Goal: Count every line below that contains "title", then state the total with no other output.

Dataset entries:
□ □ □ □ □

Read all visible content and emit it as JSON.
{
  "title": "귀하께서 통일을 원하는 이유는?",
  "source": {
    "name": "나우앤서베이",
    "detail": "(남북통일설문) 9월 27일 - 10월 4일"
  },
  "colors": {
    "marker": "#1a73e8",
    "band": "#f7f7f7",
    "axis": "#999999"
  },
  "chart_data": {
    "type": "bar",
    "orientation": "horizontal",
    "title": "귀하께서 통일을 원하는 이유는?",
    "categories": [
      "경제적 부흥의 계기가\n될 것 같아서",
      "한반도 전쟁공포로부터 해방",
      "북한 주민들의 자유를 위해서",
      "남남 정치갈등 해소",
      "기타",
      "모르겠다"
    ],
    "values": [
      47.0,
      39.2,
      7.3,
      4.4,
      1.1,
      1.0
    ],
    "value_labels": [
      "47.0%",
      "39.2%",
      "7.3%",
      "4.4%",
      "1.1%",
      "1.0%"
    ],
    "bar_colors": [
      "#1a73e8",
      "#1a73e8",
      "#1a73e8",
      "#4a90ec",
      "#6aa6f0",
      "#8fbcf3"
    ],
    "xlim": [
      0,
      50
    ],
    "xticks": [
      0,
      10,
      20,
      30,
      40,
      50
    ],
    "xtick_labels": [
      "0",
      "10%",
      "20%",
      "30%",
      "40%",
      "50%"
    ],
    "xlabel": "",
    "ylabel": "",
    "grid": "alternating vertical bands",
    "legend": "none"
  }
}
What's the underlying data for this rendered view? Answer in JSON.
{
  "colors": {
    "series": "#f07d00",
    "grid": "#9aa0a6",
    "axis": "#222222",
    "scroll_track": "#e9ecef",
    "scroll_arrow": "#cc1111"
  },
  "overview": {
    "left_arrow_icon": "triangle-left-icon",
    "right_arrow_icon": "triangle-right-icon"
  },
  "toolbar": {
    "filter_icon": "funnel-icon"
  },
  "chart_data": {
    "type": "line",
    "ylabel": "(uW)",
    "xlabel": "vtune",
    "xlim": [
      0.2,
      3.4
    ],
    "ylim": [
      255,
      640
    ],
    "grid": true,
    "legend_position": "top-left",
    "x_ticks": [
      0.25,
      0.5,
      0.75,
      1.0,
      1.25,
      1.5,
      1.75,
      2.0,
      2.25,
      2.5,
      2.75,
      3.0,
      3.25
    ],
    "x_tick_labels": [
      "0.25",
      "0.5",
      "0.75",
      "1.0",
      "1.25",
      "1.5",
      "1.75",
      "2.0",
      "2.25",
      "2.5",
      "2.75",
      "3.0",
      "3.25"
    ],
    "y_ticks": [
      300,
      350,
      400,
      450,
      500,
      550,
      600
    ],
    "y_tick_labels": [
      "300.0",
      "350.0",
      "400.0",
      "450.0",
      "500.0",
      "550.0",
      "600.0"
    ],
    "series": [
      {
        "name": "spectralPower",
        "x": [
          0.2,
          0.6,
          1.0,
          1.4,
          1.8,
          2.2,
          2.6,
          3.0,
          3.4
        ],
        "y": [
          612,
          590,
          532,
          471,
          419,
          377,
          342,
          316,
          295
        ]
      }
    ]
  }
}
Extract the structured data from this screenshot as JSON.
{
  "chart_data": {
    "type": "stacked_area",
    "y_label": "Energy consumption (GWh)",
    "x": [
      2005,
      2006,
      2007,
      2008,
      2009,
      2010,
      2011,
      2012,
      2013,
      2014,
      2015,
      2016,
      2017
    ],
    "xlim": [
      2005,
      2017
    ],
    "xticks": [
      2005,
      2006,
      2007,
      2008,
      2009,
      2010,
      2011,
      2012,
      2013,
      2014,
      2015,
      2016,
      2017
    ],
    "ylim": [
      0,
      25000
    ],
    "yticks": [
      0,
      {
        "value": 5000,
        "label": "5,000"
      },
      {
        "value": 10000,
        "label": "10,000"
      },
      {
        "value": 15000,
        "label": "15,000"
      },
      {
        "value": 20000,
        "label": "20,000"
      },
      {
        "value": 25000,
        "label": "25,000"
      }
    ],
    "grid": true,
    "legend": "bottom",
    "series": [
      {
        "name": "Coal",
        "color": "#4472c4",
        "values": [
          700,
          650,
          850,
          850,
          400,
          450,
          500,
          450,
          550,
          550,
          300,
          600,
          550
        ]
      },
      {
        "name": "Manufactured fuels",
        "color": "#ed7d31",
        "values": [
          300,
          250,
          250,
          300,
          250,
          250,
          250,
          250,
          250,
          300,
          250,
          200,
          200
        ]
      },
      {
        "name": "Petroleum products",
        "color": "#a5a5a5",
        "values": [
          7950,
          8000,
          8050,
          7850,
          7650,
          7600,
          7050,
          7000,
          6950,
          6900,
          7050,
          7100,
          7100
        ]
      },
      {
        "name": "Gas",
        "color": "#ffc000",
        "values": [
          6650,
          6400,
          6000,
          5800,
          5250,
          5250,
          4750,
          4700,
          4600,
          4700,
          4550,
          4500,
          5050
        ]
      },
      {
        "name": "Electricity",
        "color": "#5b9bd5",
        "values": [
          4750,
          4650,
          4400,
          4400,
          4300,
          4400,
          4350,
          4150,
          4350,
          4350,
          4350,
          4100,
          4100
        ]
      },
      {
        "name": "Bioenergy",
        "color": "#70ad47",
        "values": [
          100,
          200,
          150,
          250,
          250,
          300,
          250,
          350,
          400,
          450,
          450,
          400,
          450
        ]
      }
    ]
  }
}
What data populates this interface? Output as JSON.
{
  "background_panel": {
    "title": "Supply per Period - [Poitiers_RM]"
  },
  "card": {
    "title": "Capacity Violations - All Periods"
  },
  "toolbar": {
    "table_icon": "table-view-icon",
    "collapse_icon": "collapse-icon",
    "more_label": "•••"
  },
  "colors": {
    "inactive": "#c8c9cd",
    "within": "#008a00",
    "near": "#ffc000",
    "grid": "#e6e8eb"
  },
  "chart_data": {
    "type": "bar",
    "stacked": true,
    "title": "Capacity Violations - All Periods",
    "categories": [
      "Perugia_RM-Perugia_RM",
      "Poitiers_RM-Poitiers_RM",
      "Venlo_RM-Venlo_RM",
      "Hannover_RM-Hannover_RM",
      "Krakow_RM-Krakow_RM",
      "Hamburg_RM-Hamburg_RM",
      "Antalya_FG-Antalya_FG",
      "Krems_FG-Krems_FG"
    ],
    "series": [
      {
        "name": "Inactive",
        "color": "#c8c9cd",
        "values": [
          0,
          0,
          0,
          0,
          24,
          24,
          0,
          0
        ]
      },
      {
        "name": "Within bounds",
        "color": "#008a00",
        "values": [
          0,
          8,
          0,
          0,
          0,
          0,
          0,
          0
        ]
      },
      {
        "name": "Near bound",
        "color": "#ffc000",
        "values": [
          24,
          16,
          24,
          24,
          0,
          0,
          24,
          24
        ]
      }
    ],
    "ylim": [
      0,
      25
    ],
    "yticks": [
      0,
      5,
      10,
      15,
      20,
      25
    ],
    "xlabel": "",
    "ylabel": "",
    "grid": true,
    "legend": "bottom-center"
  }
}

□ □ □ □ □

Output for this exercise: 5